** start of Data entries **
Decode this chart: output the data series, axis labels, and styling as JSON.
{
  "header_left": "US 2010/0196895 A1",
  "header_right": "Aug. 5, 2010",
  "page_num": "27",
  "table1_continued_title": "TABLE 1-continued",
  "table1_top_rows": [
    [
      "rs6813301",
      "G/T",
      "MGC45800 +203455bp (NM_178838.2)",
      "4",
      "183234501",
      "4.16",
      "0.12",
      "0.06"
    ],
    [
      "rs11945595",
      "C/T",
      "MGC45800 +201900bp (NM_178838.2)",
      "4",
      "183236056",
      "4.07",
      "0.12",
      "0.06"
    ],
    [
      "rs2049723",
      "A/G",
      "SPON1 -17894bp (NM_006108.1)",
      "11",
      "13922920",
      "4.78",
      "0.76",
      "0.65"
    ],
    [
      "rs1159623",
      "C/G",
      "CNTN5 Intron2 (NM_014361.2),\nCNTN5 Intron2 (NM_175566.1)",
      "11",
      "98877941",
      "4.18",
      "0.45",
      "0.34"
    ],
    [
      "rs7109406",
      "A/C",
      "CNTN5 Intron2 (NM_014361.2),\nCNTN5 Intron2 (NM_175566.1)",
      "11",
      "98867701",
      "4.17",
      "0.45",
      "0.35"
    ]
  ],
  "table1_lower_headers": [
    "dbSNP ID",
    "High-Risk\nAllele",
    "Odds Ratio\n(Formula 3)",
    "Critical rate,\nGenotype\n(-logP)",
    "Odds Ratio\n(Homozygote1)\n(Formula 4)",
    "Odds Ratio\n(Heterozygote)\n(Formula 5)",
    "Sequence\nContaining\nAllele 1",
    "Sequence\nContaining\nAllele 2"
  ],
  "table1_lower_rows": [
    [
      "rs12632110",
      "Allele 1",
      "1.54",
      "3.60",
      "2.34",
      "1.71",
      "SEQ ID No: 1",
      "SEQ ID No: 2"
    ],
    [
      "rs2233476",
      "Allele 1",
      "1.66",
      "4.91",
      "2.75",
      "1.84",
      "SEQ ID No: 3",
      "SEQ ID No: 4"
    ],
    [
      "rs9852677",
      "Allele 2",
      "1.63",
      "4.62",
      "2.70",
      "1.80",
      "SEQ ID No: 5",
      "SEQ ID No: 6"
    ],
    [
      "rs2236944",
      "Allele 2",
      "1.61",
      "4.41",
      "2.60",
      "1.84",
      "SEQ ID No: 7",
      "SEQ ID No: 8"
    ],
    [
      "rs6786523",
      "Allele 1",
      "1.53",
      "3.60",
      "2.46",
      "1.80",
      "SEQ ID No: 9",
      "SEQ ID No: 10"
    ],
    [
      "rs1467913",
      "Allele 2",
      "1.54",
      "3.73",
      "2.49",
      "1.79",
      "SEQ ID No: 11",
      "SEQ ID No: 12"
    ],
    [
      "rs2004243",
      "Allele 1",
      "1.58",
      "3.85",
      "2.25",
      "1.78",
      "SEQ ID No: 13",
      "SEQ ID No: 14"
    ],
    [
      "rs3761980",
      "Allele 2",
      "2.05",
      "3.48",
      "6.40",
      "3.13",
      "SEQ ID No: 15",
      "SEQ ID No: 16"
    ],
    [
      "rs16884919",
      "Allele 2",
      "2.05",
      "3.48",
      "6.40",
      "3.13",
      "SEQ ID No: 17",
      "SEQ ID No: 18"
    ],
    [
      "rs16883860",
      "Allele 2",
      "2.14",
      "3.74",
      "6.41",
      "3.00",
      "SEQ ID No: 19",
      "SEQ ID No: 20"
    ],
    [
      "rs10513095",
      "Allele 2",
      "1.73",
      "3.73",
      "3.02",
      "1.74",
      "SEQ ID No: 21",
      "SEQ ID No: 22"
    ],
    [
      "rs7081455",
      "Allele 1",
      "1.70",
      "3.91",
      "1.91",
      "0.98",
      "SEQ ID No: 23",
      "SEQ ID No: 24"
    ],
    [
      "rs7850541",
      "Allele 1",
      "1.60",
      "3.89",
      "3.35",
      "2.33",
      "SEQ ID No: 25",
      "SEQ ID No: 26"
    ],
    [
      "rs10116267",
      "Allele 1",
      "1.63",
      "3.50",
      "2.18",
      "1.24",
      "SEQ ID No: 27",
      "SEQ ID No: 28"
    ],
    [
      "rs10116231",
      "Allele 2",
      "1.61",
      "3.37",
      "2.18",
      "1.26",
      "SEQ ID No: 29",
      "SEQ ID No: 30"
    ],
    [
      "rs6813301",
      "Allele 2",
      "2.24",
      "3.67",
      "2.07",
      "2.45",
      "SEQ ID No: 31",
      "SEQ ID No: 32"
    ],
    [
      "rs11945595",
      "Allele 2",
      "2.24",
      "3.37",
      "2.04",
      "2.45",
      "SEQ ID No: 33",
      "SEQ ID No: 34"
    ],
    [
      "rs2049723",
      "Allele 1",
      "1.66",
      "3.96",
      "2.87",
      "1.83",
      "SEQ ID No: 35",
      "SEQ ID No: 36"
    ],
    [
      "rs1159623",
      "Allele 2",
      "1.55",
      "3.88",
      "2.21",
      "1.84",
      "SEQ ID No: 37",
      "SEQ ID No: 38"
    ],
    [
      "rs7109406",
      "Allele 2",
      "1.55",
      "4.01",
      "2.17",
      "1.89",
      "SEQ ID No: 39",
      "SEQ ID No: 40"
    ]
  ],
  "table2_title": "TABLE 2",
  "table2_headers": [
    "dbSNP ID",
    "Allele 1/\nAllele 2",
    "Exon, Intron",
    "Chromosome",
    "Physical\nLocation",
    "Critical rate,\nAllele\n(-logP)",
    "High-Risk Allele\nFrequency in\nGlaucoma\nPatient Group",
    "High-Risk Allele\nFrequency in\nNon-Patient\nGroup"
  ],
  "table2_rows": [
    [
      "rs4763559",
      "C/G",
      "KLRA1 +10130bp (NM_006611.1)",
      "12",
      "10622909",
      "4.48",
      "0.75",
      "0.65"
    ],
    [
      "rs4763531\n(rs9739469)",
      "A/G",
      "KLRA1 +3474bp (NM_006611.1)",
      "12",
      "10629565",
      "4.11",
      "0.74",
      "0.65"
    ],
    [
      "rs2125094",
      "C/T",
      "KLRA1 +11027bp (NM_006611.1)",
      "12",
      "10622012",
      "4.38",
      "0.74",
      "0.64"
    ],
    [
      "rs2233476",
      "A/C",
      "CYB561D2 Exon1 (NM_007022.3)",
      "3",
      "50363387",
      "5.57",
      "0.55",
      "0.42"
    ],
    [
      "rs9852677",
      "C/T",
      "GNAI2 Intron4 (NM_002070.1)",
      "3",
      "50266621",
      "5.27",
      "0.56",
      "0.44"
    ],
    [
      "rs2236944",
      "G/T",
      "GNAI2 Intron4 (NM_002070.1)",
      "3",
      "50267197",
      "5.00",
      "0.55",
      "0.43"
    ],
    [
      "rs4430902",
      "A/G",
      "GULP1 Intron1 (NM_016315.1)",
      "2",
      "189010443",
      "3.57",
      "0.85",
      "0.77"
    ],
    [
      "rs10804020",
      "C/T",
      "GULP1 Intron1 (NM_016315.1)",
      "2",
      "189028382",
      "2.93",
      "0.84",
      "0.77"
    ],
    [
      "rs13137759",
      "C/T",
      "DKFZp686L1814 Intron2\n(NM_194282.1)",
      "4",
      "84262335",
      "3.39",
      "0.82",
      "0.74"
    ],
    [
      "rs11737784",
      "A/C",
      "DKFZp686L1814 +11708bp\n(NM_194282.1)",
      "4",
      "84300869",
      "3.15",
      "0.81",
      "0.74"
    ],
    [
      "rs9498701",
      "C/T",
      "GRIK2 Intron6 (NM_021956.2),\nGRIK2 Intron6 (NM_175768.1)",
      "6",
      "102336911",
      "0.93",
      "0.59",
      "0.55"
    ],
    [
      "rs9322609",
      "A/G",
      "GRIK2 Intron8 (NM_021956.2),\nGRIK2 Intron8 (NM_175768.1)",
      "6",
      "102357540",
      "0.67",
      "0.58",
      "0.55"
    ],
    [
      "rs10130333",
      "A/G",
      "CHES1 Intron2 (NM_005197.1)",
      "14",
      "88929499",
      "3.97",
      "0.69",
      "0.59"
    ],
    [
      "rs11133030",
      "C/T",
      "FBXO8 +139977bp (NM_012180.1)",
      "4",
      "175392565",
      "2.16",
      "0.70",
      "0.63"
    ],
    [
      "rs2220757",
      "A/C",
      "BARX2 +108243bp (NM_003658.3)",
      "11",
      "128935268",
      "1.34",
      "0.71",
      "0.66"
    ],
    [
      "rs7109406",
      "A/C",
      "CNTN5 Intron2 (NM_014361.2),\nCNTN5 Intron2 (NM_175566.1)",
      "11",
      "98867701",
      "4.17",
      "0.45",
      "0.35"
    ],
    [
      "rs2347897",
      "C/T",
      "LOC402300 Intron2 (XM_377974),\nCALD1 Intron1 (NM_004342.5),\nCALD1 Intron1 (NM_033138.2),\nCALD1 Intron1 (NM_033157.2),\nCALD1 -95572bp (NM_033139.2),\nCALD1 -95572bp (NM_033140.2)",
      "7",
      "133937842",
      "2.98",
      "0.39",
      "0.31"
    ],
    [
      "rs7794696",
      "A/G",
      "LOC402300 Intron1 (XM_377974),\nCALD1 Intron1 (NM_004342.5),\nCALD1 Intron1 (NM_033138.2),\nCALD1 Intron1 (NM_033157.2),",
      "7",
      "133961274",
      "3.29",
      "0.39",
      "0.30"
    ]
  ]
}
** end of Data entries **
> [Requirement]
From the entries, report each line that includes the word "High".

> [Exercise solution]
    "High-Risk\nAllele",
    "High-Risk Allele\nFrequency in\nGlaucoma\nPatient Group",
    "High-Risk Allele\nFrequency in\nNon-Patient\nGroup"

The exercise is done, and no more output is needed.